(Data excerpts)

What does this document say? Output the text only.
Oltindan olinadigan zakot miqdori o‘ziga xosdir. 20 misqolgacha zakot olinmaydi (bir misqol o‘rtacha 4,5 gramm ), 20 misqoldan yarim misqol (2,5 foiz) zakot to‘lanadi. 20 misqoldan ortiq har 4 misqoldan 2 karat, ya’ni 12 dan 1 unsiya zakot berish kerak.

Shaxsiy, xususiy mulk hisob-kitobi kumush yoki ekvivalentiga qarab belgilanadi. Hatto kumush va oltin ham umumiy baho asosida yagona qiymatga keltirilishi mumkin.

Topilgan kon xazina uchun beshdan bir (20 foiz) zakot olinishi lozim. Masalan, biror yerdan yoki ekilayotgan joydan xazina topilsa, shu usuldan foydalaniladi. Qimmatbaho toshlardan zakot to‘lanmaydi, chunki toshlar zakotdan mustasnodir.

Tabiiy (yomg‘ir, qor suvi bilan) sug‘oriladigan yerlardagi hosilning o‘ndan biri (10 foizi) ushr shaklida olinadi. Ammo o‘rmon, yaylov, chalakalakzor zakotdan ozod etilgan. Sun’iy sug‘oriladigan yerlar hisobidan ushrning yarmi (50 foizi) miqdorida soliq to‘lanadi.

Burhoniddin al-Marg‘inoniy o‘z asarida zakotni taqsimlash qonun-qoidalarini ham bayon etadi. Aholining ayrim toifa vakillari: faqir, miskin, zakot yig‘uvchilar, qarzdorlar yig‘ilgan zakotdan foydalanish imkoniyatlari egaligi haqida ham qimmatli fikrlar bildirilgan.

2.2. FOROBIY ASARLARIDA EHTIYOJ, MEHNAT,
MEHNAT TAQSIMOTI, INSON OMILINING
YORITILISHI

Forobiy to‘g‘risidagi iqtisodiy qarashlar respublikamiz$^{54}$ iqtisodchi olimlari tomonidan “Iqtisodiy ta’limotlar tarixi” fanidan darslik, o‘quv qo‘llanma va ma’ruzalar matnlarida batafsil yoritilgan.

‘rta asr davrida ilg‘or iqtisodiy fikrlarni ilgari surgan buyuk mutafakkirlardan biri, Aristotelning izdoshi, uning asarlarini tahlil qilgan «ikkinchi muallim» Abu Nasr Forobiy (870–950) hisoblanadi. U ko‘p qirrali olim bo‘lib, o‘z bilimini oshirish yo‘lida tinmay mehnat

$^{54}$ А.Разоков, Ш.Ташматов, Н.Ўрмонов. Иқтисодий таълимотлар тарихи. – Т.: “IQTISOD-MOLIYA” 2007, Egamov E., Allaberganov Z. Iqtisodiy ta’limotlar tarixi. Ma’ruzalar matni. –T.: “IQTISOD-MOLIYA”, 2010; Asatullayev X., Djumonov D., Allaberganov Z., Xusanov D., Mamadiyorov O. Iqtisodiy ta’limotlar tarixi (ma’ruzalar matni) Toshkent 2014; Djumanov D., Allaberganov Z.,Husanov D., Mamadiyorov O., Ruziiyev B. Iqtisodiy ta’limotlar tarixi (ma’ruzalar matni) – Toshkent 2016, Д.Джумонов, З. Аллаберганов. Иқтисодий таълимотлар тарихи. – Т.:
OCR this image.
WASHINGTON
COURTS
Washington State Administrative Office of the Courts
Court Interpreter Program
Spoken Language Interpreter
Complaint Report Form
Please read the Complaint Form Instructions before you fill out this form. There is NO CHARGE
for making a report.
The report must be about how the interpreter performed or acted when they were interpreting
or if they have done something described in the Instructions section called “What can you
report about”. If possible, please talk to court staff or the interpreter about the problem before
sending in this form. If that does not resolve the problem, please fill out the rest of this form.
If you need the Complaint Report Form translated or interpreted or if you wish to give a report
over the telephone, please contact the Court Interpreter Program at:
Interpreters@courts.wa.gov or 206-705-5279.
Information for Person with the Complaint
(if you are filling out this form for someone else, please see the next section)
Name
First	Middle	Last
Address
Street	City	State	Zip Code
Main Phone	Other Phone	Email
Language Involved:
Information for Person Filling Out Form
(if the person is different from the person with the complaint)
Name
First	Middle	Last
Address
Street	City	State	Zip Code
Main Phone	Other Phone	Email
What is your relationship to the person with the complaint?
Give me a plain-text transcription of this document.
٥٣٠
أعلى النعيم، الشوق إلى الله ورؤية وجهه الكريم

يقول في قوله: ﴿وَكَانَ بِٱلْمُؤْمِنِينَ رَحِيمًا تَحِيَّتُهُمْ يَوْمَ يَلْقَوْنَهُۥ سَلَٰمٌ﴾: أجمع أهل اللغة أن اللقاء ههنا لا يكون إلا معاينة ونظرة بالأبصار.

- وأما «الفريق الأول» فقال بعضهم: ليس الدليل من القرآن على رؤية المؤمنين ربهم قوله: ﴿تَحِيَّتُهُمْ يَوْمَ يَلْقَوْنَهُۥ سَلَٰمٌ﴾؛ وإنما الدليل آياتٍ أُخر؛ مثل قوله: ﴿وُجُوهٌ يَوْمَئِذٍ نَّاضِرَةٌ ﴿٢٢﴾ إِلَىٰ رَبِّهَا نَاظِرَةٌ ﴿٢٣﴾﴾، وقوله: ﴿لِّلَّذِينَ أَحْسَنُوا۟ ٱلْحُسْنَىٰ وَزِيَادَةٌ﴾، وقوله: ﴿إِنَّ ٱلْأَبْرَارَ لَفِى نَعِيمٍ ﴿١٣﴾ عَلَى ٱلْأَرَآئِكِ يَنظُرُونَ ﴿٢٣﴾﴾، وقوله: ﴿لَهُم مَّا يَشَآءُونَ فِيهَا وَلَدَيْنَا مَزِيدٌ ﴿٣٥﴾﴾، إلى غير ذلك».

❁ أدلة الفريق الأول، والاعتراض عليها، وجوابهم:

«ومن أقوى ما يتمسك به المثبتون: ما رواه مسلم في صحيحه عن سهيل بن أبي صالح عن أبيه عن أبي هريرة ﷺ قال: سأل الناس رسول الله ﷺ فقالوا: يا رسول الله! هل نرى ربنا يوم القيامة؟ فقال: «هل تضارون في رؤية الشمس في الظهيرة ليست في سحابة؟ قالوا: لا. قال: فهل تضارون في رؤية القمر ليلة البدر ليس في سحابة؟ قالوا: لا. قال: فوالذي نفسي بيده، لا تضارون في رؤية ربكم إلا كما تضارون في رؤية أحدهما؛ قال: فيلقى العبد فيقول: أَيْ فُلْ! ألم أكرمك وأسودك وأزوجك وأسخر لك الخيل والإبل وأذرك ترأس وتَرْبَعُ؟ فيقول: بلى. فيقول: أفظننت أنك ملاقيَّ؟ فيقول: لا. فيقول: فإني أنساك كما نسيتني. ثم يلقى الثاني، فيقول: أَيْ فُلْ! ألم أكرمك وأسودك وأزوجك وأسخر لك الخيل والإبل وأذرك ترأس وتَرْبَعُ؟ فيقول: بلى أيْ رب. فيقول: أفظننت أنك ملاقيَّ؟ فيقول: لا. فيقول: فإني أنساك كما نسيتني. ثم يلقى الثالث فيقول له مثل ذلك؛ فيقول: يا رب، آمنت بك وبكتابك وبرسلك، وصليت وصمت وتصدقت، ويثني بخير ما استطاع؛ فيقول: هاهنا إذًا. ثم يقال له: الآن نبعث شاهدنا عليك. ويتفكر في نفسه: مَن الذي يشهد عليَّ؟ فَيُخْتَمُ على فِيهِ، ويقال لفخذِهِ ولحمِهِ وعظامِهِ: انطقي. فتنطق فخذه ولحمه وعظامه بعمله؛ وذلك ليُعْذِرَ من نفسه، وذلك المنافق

**What is needed**
Copy out the lines in which the string "about" appears.

**Answer to the exercise**
The report must be about how the interpreter performed or acted when they were interpreting
report about”. If possible, please talk to court staff or the interpreter about the problem before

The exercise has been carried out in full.